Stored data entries

------------

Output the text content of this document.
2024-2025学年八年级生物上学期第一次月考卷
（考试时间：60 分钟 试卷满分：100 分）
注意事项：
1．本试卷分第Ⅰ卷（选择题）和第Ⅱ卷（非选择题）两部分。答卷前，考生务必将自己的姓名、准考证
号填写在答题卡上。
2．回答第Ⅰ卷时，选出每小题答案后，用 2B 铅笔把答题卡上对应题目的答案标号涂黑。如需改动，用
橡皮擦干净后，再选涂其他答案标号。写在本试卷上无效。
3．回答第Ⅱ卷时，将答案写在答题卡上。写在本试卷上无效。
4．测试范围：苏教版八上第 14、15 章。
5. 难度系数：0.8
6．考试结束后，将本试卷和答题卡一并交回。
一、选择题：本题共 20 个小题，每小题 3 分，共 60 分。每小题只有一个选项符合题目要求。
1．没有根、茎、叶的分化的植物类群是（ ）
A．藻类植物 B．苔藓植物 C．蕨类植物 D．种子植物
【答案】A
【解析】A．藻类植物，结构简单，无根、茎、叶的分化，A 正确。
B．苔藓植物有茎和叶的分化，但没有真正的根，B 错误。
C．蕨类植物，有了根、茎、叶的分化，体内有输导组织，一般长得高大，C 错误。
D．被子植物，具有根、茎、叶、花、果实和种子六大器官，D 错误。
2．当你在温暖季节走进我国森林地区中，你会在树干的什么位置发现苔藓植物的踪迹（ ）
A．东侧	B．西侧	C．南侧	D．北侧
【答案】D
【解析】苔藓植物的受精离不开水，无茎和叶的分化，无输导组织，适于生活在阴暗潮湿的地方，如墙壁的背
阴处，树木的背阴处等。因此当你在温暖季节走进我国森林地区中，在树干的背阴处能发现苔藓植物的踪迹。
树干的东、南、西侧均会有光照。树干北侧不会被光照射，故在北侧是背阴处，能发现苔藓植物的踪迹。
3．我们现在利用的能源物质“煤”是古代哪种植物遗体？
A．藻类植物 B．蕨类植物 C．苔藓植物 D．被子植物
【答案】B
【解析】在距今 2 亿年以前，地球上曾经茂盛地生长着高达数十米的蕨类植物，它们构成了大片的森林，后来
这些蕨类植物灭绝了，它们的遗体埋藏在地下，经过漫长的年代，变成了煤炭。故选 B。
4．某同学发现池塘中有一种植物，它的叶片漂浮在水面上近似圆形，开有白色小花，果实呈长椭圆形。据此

------------

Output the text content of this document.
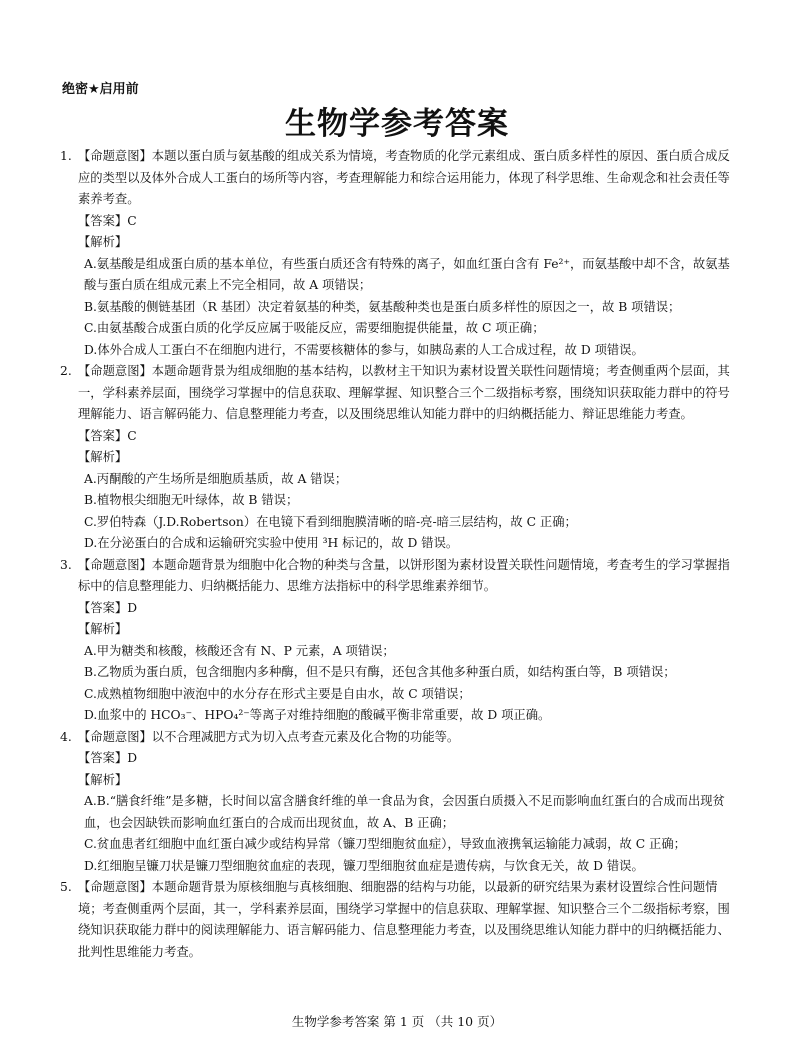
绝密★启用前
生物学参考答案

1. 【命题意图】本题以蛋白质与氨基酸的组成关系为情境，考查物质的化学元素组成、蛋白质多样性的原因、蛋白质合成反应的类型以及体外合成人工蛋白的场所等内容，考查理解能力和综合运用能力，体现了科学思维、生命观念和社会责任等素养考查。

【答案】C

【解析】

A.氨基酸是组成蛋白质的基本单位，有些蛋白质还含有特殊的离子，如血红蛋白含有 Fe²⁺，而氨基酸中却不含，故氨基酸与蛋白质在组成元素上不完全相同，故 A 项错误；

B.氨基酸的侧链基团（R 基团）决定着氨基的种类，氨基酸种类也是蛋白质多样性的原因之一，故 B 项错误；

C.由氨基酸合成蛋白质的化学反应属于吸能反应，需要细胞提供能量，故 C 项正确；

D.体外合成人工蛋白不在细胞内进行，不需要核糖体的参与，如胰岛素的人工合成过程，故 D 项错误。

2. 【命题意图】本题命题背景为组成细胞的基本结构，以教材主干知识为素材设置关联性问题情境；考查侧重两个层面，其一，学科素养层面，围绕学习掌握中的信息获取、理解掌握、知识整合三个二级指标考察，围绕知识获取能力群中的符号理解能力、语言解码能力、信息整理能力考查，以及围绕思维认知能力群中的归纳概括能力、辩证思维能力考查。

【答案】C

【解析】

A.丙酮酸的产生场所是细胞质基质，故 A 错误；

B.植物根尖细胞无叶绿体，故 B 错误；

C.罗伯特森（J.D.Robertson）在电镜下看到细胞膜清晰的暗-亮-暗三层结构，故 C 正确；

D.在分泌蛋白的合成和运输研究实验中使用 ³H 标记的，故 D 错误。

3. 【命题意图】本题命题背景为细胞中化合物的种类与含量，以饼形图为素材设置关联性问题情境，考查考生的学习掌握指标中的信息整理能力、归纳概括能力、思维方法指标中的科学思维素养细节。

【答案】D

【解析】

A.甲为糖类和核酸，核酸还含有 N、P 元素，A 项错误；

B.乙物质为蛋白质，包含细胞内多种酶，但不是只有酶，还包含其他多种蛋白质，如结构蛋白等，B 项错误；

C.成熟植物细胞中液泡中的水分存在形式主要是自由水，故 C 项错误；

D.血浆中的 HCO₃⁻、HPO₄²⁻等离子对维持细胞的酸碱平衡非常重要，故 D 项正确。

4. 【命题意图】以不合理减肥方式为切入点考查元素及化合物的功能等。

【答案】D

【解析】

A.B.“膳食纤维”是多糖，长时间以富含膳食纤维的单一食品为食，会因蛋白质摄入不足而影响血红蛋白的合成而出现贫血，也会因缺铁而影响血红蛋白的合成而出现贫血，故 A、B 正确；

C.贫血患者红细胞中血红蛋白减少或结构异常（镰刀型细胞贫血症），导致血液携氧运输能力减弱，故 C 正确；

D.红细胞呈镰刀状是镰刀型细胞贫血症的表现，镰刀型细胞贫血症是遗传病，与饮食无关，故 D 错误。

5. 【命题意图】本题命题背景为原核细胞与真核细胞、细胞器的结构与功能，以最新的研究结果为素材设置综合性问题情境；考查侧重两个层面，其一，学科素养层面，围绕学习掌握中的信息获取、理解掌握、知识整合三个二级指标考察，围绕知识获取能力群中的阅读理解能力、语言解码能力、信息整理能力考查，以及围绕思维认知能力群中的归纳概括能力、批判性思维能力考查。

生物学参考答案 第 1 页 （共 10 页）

------------

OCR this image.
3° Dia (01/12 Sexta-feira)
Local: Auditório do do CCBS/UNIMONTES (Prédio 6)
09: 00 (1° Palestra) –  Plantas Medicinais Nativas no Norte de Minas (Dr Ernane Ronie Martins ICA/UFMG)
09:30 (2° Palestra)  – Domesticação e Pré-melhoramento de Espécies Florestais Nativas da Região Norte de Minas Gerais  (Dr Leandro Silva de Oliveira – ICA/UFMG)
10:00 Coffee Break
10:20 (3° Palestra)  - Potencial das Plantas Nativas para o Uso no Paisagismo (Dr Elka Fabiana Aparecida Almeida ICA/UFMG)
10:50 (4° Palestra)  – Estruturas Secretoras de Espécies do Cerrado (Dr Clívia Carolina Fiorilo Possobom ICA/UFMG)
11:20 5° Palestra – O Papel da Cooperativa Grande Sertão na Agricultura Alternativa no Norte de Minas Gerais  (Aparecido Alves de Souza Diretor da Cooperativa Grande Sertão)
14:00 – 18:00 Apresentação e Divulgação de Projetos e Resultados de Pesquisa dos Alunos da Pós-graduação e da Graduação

------------

OBJECTIVE:
Where a line holds the string "UFMG", copy that line.

RESPONSE TO THIS TASK:
09: 00 (1° Palestra) –  Plantas Medicinais Nativas no Norte de Minas (Dr Ernane Ronie Martins ICA/UFMG)
09:30 (2° Palestra)  – Domesticação e Pré-melhoramento de Espécies Florestais Nativas da Região Norte de Minas Gerais  (Dr Leandro Silva de Oliveira – ICA/UFMG)
10:20 (3° Palestra)  - Potencial das Plantas Nativas para o Uso no Paisagismo (Dr Elka Fabiana Aparecida Almeida ICA/UFMG)
10:50 (4° Palestra)  – Estruturas Secretoras de Espécies do Cerrado (Dr Clívia Carolina Fiorilo Possobom ICA/UFMG)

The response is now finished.